# START OF Exercise inputs

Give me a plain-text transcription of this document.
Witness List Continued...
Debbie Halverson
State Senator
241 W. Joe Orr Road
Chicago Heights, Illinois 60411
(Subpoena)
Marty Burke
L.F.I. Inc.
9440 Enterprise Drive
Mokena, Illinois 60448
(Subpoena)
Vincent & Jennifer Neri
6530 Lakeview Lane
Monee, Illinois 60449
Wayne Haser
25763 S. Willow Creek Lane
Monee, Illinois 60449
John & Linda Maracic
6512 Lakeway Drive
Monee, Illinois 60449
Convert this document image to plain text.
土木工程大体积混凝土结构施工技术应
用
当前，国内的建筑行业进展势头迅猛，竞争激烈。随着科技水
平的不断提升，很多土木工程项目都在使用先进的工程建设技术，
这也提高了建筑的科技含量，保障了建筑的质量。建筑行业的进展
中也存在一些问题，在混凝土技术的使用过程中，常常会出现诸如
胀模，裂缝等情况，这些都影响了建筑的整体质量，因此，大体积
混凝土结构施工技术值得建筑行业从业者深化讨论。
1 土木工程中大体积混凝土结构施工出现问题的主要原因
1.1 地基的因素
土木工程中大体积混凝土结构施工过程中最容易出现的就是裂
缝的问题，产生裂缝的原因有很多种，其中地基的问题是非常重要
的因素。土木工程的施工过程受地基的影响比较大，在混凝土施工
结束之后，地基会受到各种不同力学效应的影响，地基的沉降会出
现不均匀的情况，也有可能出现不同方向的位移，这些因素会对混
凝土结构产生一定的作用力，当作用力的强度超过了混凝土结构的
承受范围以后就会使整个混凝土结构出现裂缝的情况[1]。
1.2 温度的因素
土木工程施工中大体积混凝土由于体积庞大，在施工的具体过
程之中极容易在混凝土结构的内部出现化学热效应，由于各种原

# END OF Exercise inputs

» **Work to be completed**: Output every entry shown above, exactly.

» **Exercise solution**:
Give me a plain-text transcription of this document.
Witness List Continued...
Debbie Halverson
State Senator
241 W. Joe Orr Road
Chicago Heights, Illinois 60411
(Subpoena)
Marty Burke
L.F.I. Inc.
9440 Enterprise Drive
Mokena, Illinois 60448
(Subpoena)
Vincent & Jennifer Neri
6530 Lakeview Lane
Monee, Illinois 60449
Wayne Haser
25763 S. Willow Creek Lane
Monee, Illinois 60449
John & Linda Maracic
6512 Lakeway Drive
Monee, Illinois 60449
Convert this document image to plain text.
土木工程大体积混凝土结构施工技术应
用
当前，国内的建筑行业进展势头迅猛，竞争激烈。随着科技水
平的不断提升，很多土木工程项目都在使用先进的工程建设技术，
这也提高了建筑的科技含量，保障了建筑的质量。建筑行业的进展
中也存在一些问题，在混凝土技术的使用过程中，常常会出现诸如
胀模，裂缝等情况，这些都影响了建筑的整体质量，因此，大体积
混凝土结构施工技术值得建筑行业从业者深化讨论。
1 土木工程中大体积混凝土结构施工出现问题的主要原因
1.1 地基的因素
土木工程中大体积混凝土结构施工过程中最容易出现的就是裂
缝的问题，产生裂缝的原因有很多种，其中地基的问题是非常重要
的因素。土木工程的施工过程受地基的影响比较大，在混凝土施工
结束之后，地基会受到各种不同力学效应的影响，地基的沉降会出
现不均匀的情况，也有可能出现不同方向的位移，这些因素会对混
凝土结构产生一定的作用力，当作用力的强度超过了混凝土结构的
承受范围以后就会使整个混凝土结构出现裂缝的情况[1]。
1.2 温度的因素
土木工程施工中大体积混凝土由于体积庞大，在施工的具体过
程之中极容易在混凝土结构的内部出现化学热效应，由于各种原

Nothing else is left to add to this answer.